- _Task to complete_
Every line of the data that contains the string "marker" must be copied.

- _Given data_
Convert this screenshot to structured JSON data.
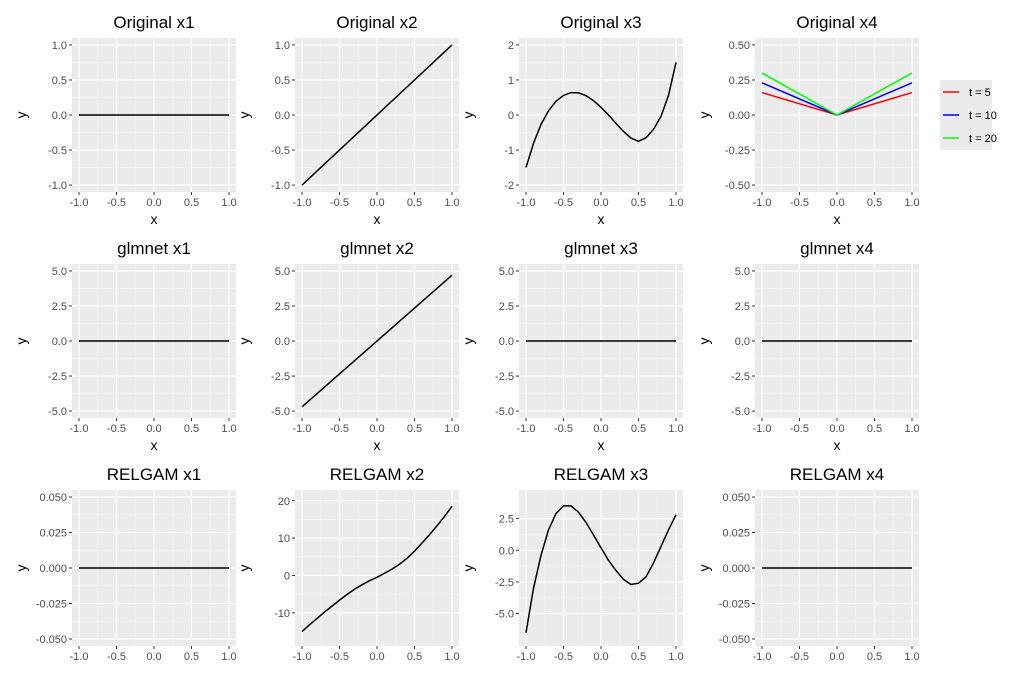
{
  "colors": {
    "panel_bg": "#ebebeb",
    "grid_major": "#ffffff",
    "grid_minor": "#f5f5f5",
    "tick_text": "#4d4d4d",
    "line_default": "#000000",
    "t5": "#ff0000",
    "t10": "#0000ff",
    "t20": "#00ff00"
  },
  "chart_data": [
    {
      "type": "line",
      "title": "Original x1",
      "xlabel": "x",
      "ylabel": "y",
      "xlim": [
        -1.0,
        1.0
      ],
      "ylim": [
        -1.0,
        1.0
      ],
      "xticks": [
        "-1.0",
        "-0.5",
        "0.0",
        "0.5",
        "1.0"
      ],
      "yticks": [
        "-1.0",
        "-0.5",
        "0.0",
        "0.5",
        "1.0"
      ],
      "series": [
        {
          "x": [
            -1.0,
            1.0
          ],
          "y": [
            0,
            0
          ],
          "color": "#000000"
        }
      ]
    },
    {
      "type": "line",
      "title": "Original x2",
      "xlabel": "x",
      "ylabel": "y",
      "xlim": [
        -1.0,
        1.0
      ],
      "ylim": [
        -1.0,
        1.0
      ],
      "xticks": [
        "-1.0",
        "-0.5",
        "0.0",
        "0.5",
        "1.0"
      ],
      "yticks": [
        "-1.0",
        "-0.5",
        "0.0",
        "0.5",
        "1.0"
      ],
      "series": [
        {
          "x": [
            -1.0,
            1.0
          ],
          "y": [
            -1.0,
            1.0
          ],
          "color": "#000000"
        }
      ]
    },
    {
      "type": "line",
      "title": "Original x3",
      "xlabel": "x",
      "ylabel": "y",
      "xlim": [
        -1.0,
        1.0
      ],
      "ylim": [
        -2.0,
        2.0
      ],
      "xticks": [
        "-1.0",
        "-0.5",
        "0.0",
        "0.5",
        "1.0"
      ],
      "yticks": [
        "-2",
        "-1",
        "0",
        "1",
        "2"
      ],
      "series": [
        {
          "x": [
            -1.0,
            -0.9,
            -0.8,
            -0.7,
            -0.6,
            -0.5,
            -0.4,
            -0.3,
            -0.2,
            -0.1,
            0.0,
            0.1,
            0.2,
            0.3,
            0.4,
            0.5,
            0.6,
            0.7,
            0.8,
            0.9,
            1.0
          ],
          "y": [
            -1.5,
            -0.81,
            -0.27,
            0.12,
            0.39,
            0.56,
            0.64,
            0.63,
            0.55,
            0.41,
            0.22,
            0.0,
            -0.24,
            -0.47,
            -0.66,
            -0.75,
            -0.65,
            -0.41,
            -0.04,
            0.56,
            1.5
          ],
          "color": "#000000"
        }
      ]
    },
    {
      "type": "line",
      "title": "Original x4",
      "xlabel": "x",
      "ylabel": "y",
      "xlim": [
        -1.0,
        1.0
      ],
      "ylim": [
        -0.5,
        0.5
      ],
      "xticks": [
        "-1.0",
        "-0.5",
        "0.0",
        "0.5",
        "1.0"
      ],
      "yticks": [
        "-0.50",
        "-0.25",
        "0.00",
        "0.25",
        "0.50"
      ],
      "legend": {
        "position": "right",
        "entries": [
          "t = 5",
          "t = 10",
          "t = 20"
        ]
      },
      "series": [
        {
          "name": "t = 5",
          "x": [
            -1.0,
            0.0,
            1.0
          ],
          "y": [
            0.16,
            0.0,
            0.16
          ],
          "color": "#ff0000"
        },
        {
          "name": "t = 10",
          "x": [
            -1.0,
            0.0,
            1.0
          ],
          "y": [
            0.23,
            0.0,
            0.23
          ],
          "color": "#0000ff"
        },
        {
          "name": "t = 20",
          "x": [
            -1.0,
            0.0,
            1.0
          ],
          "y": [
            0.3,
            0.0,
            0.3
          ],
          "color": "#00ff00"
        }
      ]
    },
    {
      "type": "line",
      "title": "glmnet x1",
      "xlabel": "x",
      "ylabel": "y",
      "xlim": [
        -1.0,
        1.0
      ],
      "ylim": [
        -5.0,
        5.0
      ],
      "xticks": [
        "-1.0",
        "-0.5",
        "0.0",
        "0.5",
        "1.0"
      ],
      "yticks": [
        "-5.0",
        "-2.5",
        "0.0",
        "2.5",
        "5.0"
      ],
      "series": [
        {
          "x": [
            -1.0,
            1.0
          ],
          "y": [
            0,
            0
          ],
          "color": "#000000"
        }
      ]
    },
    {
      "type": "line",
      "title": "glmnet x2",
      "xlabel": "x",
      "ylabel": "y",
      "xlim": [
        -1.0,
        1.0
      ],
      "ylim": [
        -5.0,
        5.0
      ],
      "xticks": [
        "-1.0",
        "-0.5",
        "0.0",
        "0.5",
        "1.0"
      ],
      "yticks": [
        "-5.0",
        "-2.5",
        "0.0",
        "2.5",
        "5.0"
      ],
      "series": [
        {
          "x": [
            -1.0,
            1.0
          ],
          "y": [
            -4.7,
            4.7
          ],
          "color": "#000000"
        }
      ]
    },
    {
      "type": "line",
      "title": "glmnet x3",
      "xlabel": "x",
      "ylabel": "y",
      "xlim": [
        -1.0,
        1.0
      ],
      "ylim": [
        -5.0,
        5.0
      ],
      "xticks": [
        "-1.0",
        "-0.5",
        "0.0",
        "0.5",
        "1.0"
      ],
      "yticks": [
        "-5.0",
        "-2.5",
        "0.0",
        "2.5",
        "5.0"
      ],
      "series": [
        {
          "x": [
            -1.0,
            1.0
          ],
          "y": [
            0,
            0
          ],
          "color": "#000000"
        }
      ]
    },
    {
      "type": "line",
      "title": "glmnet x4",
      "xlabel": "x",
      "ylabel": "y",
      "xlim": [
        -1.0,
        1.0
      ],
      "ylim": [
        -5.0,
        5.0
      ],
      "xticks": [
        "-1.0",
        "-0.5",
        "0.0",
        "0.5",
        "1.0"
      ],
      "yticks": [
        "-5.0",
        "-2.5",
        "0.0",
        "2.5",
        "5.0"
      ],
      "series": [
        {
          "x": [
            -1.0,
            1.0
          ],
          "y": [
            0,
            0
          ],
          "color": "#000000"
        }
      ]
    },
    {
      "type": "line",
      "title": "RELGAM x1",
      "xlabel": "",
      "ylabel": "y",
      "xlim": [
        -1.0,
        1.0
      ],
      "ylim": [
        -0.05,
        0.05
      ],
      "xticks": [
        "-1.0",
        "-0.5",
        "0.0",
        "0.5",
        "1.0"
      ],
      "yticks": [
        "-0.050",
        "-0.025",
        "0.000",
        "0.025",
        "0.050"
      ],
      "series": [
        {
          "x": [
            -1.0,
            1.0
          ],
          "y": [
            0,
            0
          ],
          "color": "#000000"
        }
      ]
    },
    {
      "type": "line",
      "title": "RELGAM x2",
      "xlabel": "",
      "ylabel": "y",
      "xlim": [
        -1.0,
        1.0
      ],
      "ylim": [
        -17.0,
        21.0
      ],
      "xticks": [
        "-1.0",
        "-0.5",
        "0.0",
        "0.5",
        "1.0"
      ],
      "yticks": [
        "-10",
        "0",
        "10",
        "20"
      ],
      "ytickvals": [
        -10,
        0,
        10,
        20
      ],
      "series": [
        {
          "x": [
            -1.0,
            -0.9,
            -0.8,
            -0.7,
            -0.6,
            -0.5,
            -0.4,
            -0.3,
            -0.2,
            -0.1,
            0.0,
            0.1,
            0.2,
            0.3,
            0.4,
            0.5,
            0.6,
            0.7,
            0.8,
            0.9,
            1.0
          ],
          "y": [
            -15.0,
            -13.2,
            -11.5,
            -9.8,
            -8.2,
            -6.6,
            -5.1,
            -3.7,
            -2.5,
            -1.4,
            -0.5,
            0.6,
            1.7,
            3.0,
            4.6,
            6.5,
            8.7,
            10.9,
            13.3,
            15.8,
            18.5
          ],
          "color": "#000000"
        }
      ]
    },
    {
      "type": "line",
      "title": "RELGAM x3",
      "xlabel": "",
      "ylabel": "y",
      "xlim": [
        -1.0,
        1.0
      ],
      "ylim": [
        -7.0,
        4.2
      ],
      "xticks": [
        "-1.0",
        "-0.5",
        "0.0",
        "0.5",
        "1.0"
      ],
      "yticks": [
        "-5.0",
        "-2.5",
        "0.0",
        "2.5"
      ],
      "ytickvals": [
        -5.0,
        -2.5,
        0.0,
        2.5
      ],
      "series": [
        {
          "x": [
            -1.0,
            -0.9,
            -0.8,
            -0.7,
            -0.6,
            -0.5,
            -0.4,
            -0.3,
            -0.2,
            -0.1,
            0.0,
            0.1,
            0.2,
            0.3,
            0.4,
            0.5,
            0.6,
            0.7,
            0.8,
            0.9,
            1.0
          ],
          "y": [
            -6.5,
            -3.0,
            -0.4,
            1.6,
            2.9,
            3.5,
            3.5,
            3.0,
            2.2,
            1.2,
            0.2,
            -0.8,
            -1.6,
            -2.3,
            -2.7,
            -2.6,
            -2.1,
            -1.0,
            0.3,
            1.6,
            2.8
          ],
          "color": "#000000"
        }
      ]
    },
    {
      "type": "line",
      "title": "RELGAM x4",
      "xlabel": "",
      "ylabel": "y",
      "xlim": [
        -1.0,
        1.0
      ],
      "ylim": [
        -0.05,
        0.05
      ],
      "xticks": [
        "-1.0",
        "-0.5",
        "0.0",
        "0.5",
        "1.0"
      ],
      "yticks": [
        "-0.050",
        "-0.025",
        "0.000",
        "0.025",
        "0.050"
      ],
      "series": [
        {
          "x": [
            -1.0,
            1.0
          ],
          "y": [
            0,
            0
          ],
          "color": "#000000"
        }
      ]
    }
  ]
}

* * *

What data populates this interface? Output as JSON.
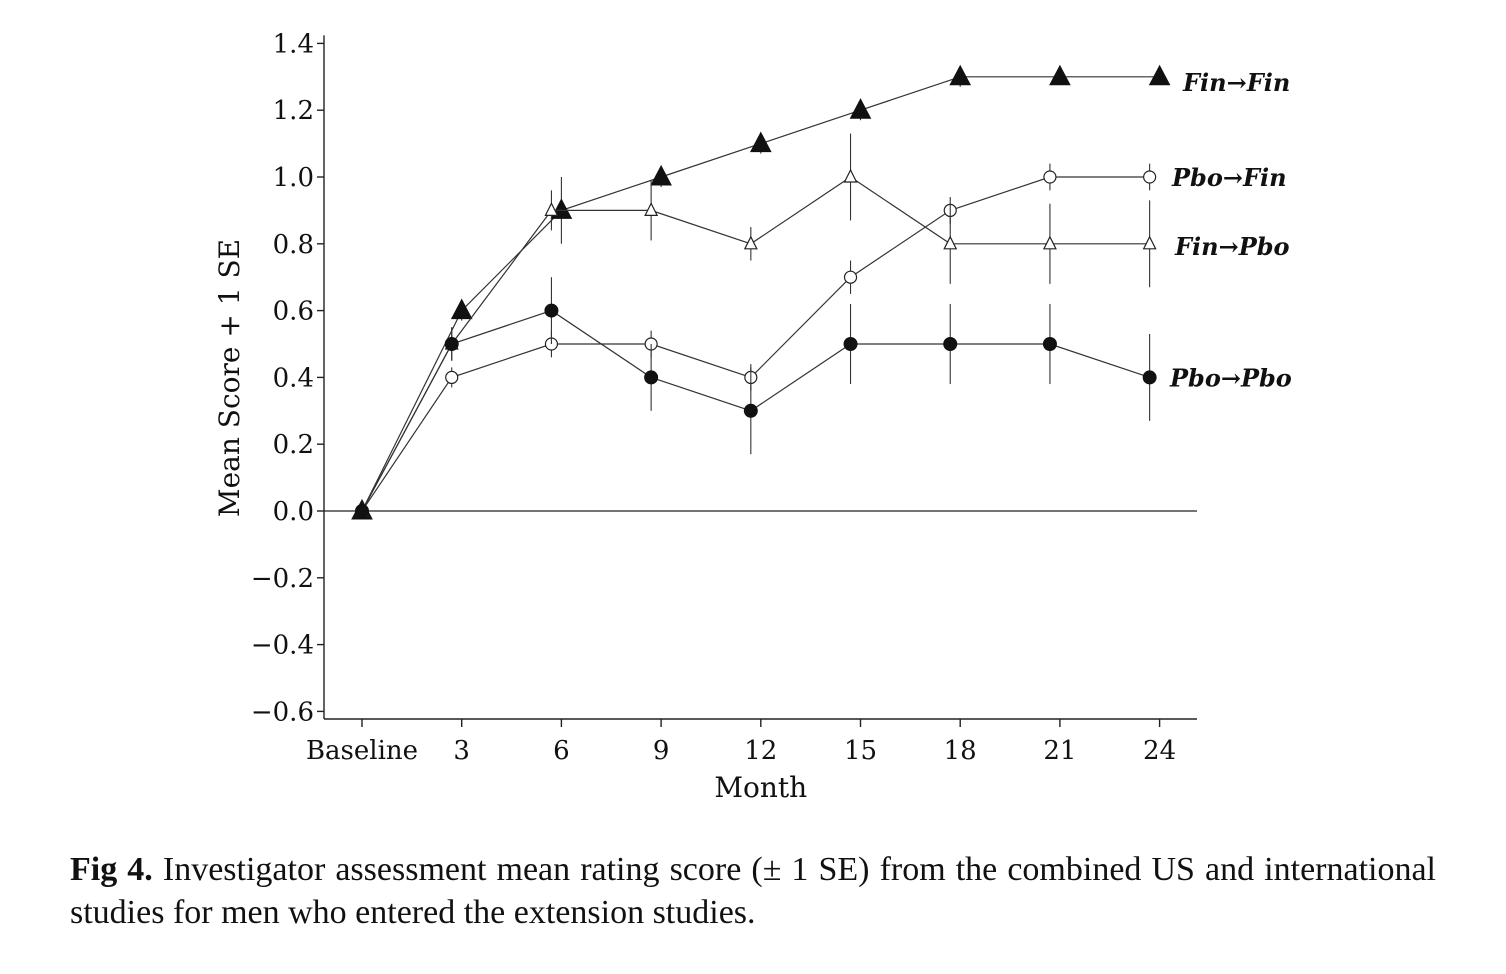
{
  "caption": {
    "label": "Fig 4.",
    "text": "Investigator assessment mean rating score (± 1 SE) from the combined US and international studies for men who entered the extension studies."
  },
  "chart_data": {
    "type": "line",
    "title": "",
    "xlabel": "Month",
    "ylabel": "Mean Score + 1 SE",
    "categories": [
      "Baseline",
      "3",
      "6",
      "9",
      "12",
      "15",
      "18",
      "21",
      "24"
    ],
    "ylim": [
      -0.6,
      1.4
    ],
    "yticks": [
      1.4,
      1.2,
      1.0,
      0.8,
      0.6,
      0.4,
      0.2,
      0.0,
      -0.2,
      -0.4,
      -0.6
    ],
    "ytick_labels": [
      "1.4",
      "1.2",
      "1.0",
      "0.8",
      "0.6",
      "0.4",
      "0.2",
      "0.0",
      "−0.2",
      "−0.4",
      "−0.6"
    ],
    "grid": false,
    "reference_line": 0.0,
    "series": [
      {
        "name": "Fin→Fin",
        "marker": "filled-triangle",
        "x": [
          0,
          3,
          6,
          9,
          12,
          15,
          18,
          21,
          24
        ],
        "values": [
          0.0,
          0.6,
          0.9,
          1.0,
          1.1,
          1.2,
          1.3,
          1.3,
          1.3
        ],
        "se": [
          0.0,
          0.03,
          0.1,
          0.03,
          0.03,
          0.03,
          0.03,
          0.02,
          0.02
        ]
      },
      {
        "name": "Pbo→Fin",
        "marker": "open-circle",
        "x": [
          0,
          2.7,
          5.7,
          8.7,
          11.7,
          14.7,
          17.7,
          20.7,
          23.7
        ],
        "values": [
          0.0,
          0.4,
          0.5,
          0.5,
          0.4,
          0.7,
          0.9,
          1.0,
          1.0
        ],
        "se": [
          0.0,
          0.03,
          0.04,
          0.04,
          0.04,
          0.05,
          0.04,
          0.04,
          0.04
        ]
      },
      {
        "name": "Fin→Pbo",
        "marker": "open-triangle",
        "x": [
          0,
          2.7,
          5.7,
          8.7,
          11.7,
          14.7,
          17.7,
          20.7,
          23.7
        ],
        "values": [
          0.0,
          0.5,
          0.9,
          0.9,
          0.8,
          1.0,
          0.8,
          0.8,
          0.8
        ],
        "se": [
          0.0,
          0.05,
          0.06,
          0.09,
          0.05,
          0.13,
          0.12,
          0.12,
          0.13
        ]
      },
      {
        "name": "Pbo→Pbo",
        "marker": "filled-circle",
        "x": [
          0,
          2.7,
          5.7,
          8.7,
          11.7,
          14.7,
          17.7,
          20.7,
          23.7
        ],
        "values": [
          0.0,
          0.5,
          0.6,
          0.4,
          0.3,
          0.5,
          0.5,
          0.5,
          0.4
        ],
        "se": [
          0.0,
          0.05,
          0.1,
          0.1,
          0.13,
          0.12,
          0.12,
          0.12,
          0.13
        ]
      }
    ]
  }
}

* * *

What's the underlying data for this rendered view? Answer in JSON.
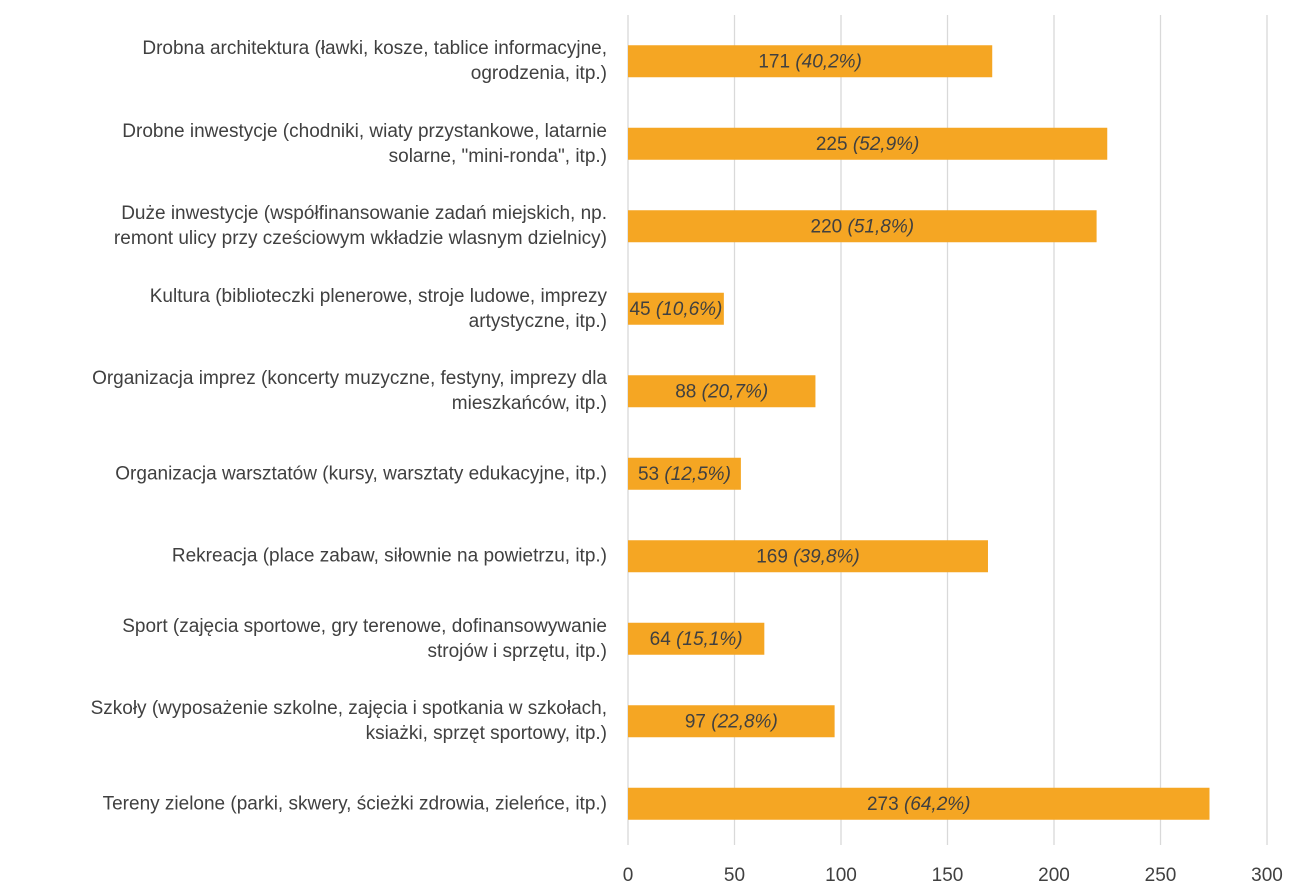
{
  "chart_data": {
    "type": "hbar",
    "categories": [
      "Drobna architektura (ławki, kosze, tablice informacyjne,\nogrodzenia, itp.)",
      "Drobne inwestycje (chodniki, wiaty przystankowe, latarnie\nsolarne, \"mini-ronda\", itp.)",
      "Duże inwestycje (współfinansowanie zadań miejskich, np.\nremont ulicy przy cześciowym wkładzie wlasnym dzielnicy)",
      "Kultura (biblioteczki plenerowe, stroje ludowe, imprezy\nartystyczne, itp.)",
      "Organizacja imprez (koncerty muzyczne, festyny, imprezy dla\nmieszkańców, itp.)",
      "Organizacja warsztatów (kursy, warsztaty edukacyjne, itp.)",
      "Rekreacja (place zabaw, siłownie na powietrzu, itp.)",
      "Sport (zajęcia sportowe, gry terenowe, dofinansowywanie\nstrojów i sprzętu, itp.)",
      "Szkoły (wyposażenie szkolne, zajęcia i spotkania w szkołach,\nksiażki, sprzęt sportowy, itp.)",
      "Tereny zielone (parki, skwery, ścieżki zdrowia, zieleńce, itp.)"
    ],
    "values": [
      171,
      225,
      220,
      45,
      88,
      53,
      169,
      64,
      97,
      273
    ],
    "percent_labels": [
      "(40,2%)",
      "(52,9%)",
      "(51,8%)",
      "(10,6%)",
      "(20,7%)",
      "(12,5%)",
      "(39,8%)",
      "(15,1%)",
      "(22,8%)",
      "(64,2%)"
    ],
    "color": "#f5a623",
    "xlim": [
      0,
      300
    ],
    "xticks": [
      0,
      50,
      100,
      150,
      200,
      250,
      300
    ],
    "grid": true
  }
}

- _Written solution_
        "marker": "filled-triangle",
        "marker": "open-circle",
        "marker": "open-triangle",
        "marker": "filled-circle",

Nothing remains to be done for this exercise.